** Short task **
Exactly reproduce all the records, keeping pictures out of the copy.

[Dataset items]

· · · ·

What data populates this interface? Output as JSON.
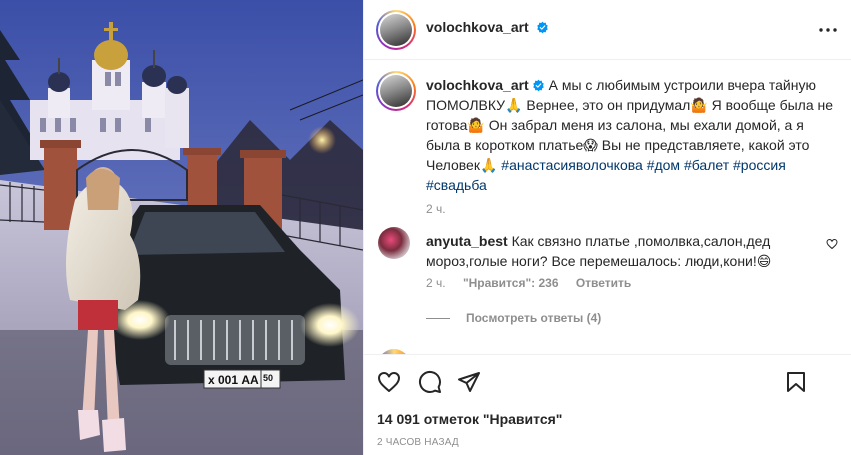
{
  "post": {
    "photo": {
      "plate_text": "х 001 АА",
      "plate_region": "50"
    },
    "author": {
      "username": "volochkova_art",
      "verified": true
    },
    "header": {
      "more_icon": "more-horizontal-icon"
    },
    "caption": {
      "username": "volochkova_art",
      "lines": [
        "А мы с любимым устроили вчера тайную",
        "ПОМОЛВКУ🙏 Вернее, это он придумал🤷 Я вообще была не",
        "готова🤷 Он забрал меня из салона, мы ехали домой, а я",
        "была в коротком платье😱 Вы не представляете, какой это",
        "Человек🙏"
      ],
      "tags_inline": "#анастасияволочкова #дом #балет #россия",
      "tags_last": "#свадьба",
      "time": "2 ч."
    },
    "comments": [
      {
        "username": "anyuta_best",
        "text_line1": "Как связно платье ,помолвка,салон,дед",
        "text_line2": "мороз,голые ноги? Все перемешалось: люди,кони!😄",
        "time": "2 ч.",
        "likes": "\"Нравится\": 236",
        "reply_label": "Ответить"
      }
    ],
    "view_replies": "Посмотреть ответы (4)",
    "actions": {
      "like_icon": "heart-icon",
      "comment_icon": "comment-icon",
      "share_icon": "paper-plane-icon",
      "save_icon": "bookmark-icon"
    },
    "likes_text": "14 091 отметок \"Нравится\"",
    "timestamp": "2 ЧАСОВ НАЗАД"
  },
  "colors": {
    "text": "#262626",
    "secondary": "#8e8e8e",
    "hashtag": "#00376b",
    "verified": "#0095f6",
    "divider": "#efefef"
  }
}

· · · ·

** Task answer **
What data populates this interface? Output as JSON.
{
  "post": {
    "photo": {
      "plate_text": "х 001 АА",
      "plate_region": "50"
    },
    "author": {
      "username": "volochkova_art",
      "verified": true
    },
    "header": {
      "more_icon": "more-horizontal-icon"
    },
    "caption": {
      "username": "volochkova_art",
      "lines": [
        "А мы с любимым устроили вчера тайную",
        "ПОМОЛВКУ🙏 Вернее, это он придумал🤷 Я вообще была не",
        "готова🤷 Он забрал меня из салона, мы ехали домой, а я",
        "была в коротком платье😱 Вы не представляете, какой это",
        "Человек🙏"
      ],
      "tags_inline": "#анастасияволочкова #дом #балет #россия",
      "tags_last": "#свадьба",
      "time": "2 ч."
    },
    "comments": [
      {
        "username": "anyuta_best",
        "text_line1": "Как связно платье ,помолвка,салон,дед",
        "text_line2": "мороз,голые ноги? Все перемешалось: люди,кони!😄",
        "time": "2 ч.",
        "likes": "\"Нравится\": 236",
        "reply_label": "Ответить"
      }
    ],
    "view_replies": "Посмотреть ответы (4)",
    "actions": {
      "like_icon": "heart-icon",
      "comment_icon": "comment-icon",
      "share_icon": "paper-plane-icon",
      "save_icon": "bookmark-icon"
    },
    "likes_text": "14 091 отметок \"Нравится\"",
    "timestamp": "2 ЧАСОВ НАЗАД"
  },
  "colors": {
    "text": "#262626",
    "secondary": "#8e8e8e",
    "hashtag": "#00376b",
    "verified": "#0095f6",
    "divider": "#efefef"
  }
}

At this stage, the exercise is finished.